● GOAL: Below are some records; give them all again exactly, but not the pictures.

● EXCERPTED RECORDS:
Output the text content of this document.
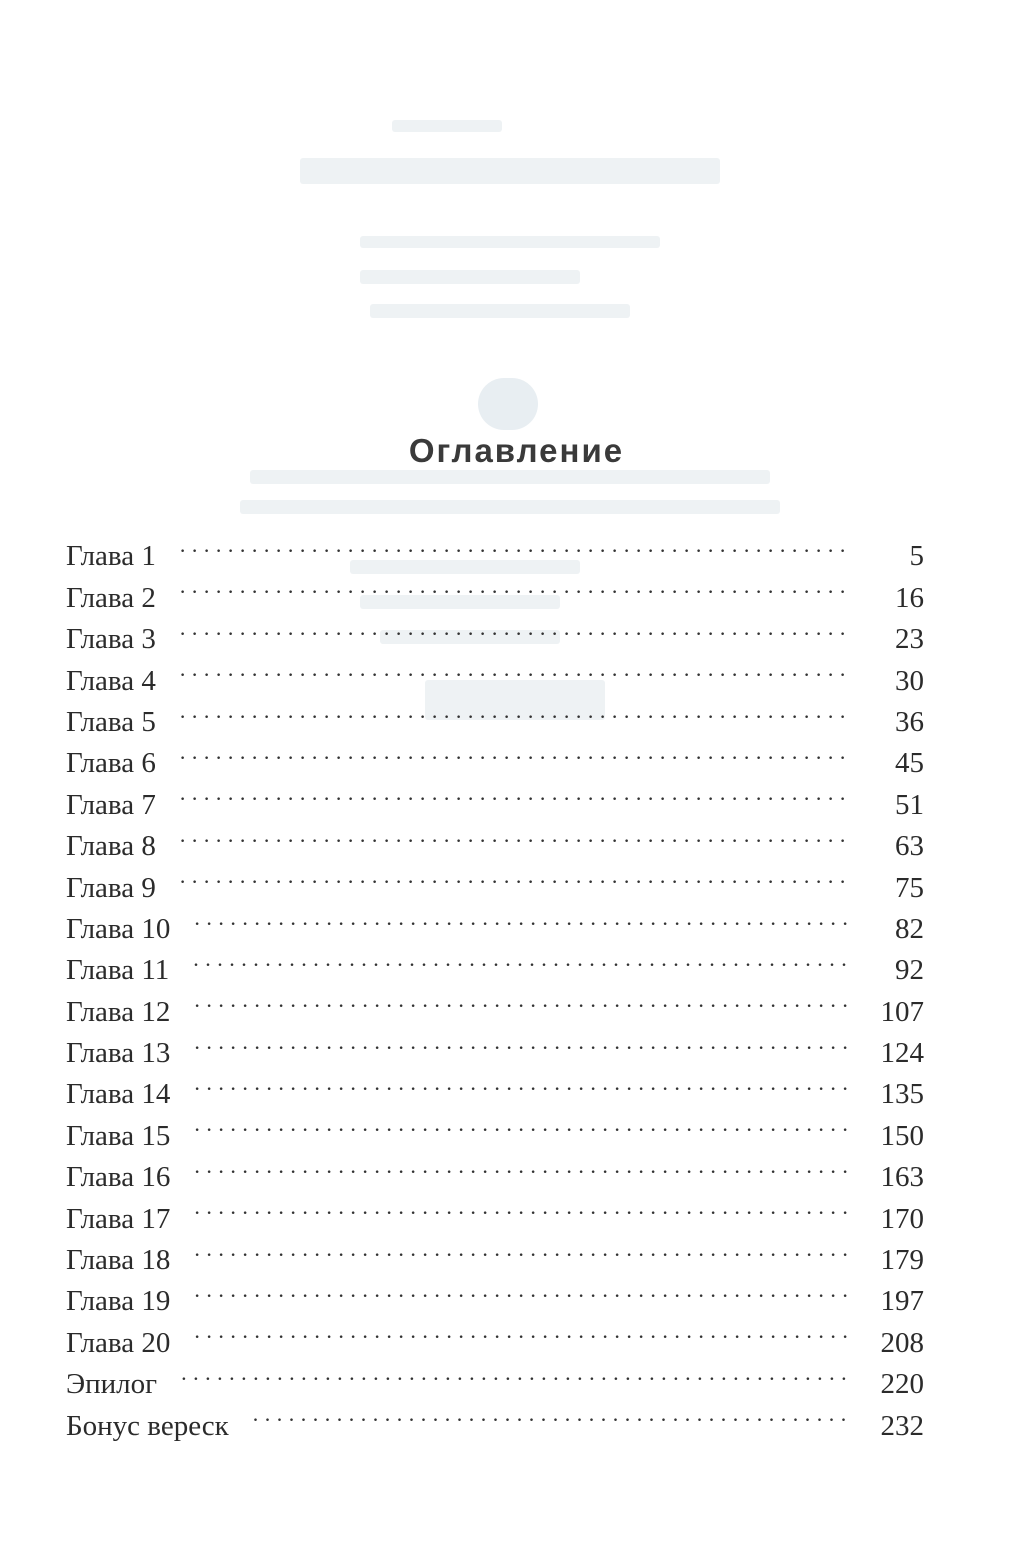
Оглавление
Глава 1 . . .	5
Глава 2 . . .	16
Глава 3 . . .	23
Глава 4 . . .	30
Глава 5 . . .	36
Глава 6 . . .	45
Глава 7 . . .	51
Глава 8 . . .	63
Глава 9 . . .	75
Глава 10 . . .	82
Глава 11 . . .	92
Глава 12 . . .	107
Глава 13 . . .	124
Глава 14 . . .	135
Глава 15 . . .	150
Глава 16 . . .	163
Глава 17 . . .	170
Глава 18 . . .	179
Глава 19 . . .	197
Глава 20 . . .	208
Эпилог . . .	220
Бонус вереск . . .	232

● RESPONSE:
Output the text content of this document.
Оглавление
Глава 1 . . .	5
Глава 2 . . .	16
Глава 3 . . .	23
Глава 4 . . .	30
Глава 5 . . .	36
Глава 6 . . .	45
Глава 7 . . .	51
Глава 8 . . .	63
Глава 9 . . .	75
Глава 10 . . .	82
Глава 11 . . .	92
Глава 12 . . .	107
Глава 13 . . .	124
Глава 14 . . .	135
Глава 15 . . .	150
Глава 16 . . .	163
Глава 17 . . .	170
Глава 18 . . .	179
Глава 19 . . .	197
Глава 20 . . .	208
Эпилог . . .	220
Бонус вереск . . .	232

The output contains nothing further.